**Written exercise:** Work through the material below and count the lines holding the word "времени"; give that count and nothing more.

Collection entries:
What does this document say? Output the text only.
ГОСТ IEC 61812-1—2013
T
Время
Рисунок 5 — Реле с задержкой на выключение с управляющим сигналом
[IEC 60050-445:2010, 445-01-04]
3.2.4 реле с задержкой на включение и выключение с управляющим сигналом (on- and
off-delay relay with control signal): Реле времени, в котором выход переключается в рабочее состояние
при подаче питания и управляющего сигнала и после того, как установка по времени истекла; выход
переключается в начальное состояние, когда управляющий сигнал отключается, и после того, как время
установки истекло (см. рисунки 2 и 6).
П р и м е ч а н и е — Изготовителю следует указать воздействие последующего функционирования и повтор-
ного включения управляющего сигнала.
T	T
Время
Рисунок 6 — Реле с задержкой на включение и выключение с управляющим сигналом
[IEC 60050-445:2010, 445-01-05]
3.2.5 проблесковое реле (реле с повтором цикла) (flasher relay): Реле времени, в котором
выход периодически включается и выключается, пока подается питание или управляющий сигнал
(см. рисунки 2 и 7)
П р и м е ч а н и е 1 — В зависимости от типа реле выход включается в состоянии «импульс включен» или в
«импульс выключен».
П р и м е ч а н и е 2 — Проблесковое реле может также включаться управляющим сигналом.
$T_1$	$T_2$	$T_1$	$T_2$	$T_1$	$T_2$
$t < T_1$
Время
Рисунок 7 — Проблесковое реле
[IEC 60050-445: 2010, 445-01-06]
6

**Answer to the task:** 3